Aufgabenstellung — Wie groß ist laut dem bereitgestellten Text der Anteil der Befragten, die meinen, dass der neue Arbeitgeberzuschuss die Verbreitung der bAV tatsächlich fördern wird?

Bereitgestellter Text —
Das deckt sich auch mit einer Umfrage von Willis Towers Watson vom Dezember 2018 unter knapp 50 Unternehmen. Das Gesetz werde eine weitere Verbreitung der bAV unter Geringverdienern oder in kleinen und mittelständischen Unternehmen allenfalls teilweise bewirken. Ein weiteres Ergebnis der Umfrage: Fast jedes zweite befragte Unternehmen plant im Zusammenhang mit dem BRSG, seine bAV auszubauen oder anzupassen. Dabei werden zunächst „Pflichtthemen“ wie der neue Arbeitgeberzuschuss zu Mitarbeiterbeiträgen in die bAV bearbeitet. Letzterer werde die Verbreitung der bAV nach Ansicht von knapp 60 Prozent tatsächlich fördern.
Akzeptanz schaffen
Sicherheit ohne herkömmliche Garantien ist eine vertriebliche und psychologische Herausforderung. Arbeitgeber wie Gewerkschaften, aber auch die Versicherungsunternehmen sind hier gleichermaßen gefordert, durch umfangreiche kommunikative Maßnahmen Akzeptanz für den Garantieverzicht zu schaffen. In Zeiten einer langanhaltenden Niedrigzinsphase liefern ihnen die höheren Renditeaussichten bei diesem Modell gute Argumente.

Datenblock —
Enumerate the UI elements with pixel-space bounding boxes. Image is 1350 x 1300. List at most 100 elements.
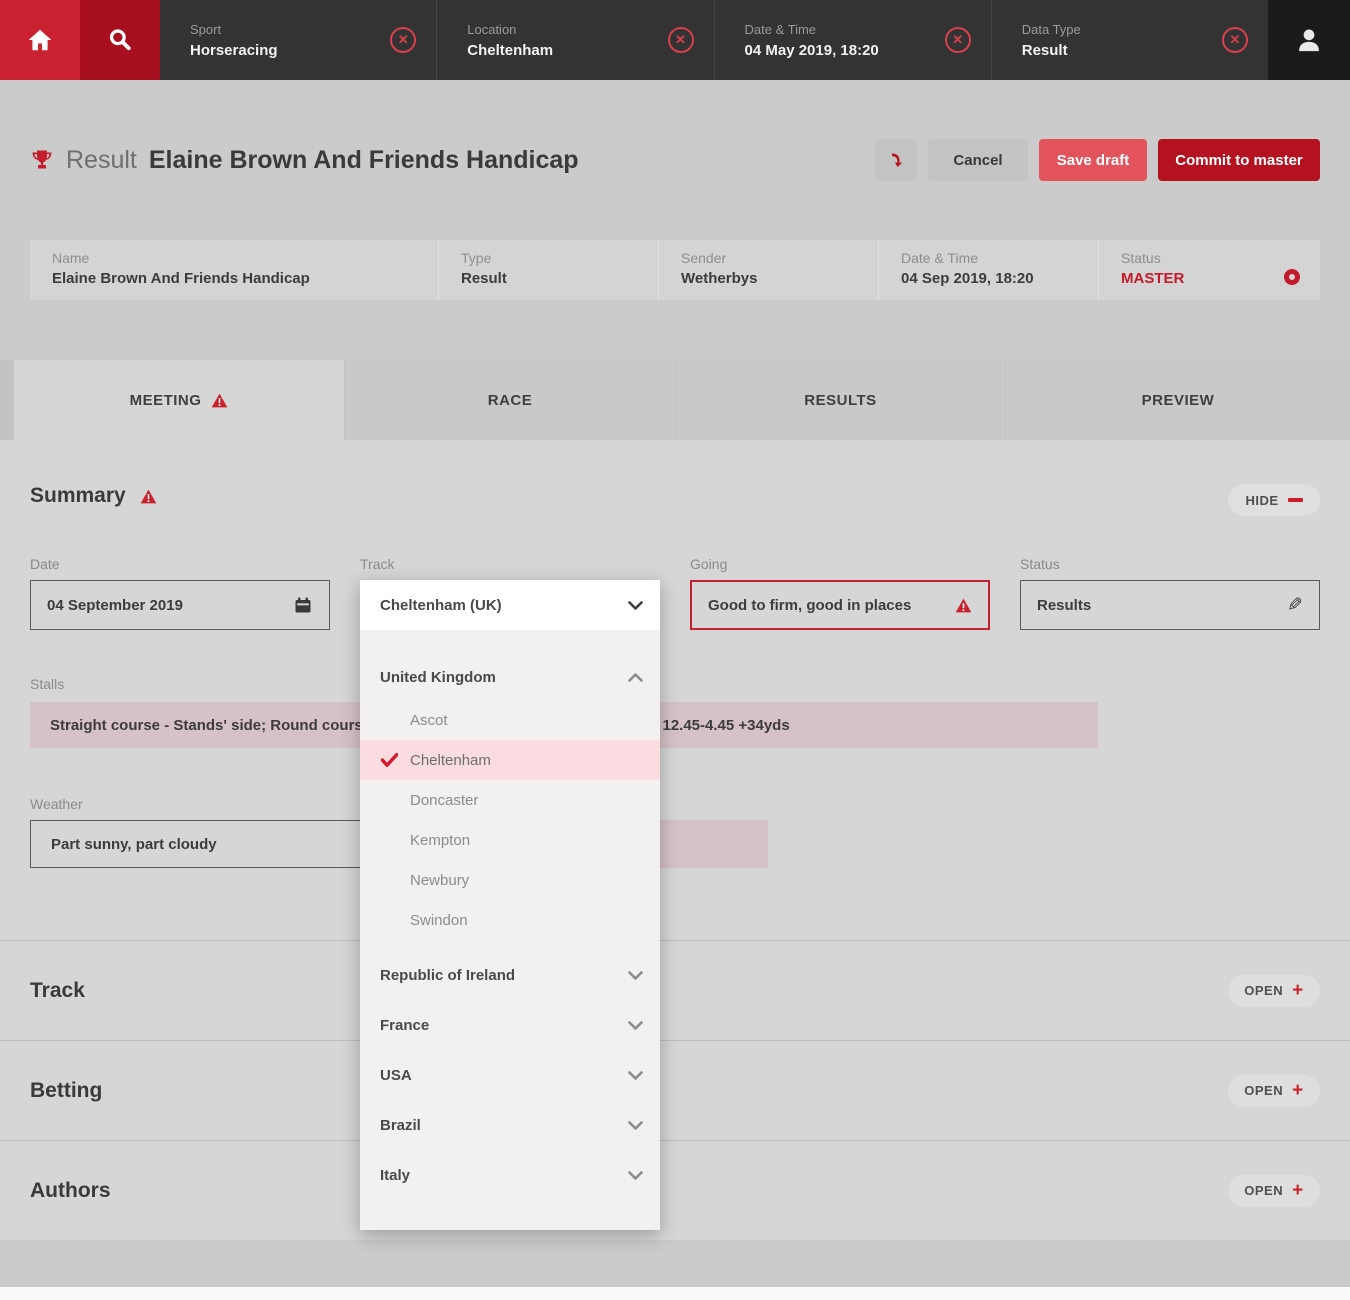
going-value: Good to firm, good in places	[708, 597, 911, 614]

Lösung — Knapp 60 Prozent.